- Exercise details: Search the data for the word "energy". Reproduce every line where it is found.

- Task material:

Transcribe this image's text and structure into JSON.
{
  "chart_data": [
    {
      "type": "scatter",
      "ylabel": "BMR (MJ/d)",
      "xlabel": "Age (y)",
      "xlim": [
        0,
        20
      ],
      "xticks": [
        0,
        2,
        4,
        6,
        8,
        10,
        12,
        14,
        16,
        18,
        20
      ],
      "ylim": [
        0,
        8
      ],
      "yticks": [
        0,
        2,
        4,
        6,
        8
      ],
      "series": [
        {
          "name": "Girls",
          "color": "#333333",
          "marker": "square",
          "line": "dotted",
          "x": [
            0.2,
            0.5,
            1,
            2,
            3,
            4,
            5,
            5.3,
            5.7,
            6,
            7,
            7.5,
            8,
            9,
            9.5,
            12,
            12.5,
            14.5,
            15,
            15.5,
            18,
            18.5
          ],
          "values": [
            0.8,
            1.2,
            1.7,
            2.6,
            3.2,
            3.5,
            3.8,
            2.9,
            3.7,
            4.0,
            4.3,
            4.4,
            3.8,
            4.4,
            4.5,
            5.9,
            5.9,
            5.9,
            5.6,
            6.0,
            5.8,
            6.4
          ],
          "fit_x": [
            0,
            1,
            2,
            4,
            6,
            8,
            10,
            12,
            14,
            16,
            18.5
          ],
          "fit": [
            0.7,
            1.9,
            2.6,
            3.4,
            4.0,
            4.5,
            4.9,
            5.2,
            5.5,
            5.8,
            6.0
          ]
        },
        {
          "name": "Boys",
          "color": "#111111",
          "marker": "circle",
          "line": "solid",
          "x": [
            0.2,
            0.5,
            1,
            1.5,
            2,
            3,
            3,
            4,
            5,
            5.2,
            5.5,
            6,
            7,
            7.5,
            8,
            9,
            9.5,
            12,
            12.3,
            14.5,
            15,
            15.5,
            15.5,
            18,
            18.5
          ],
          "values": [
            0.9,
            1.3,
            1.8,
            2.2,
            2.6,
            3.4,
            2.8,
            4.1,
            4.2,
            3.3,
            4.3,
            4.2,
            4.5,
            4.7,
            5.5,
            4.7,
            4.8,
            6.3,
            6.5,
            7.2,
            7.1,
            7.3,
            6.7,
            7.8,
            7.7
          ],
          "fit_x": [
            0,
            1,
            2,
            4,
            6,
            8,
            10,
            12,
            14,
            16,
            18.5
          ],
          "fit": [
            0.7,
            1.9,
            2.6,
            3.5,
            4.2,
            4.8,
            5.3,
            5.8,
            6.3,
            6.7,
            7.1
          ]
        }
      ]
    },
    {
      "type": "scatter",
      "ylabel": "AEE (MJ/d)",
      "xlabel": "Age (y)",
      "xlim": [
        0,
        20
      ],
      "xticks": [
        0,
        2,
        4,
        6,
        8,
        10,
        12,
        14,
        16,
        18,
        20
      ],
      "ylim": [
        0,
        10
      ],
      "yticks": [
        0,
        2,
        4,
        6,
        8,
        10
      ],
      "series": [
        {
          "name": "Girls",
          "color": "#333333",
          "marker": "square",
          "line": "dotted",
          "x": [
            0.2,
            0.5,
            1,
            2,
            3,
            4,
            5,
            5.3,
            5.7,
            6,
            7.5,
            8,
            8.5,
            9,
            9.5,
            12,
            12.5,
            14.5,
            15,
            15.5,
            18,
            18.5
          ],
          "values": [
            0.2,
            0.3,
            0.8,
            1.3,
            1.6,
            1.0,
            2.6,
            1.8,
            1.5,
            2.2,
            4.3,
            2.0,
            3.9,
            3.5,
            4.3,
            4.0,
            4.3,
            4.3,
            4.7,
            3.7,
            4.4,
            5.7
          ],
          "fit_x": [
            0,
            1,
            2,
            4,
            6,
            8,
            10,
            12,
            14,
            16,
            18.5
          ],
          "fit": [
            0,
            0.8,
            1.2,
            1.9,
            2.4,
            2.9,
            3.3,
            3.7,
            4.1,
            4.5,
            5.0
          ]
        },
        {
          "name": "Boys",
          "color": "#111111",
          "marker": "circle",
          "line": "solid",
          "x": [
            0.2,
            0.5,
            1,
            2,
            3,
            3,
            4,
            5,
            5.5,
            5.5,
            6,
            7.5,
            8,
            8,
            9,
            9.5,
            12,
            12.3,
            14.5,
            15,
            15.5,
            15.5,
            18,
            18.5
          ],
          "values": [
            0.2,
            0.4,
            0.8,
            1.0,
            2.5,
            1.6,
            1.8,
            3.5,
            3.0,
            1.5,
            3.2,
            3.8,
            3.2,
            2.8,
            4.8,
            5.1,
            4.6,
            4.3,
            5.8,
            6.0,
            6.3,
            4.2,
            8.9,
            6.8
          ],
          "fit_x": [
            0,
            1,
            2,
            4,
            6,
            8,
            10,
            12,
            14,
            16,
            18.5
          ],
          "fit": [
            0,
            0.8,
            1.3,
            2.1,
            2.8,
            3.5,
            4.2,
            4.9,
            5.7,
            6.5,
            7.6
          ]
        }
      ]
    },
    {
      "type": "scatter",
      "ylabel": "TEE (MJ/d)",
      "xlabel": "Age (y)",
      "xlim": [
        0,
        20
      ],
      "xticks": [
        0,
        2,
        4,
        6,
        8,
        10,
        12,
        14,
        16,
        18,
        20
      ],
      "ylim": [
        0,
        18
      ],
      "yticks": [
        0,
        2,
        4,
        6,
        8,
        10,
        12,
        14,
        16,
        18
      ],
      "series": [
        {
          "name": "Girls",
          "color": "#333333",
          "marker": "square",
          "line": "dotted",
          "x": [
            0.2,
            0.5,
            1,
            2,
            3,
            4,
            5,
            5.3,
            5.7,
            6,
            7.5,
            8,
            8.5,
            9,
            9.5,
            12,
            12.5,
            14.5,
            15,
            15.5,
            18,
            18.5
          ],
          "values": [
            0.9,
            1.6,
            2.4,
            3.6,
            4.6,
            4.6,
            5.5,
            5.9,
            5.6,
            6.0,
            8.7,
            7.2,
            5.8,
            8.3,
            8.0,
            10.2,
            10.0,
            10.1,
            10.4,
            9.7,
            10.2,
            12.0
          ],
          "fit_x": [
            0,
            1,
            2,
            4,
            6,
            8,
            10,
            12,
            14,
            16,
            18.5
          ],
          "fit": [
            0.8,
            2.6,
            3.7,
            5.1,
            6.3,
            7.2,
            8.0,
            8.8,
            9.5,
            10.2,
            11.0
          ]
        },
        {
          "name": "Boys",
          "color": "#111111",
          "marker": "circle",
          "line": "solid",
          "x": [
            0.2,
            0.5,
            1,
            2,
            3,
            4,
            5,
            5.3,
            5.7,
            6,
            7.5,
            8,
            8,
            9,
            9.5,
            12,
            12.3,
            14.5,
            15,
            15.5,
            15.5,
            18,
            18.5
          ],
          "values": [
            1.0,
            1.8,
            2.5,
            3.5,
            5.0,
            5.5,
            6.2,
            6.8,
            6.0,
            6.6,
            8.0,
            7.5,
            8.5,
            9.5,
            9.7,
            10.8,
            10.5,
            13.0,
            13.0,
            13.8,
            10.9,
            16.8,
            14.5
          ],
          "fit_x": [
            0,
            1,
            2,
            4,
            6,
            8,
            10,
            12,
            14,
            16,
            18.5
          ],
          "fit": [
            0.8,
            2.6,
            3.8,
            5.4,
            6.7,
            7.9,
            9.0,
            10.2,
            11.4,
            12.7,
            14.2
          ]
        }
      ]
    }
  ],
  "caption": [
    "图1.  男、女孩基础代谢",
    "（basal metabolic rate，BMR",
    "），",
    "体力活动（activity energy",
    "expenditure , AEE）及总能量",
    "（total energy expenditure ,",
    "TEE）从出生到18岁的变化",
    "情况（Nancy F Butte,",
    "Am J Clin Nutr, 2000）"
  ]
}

- Solution for this problem:
    "体力活动（activity energy",
    "（total energy expenditure ,",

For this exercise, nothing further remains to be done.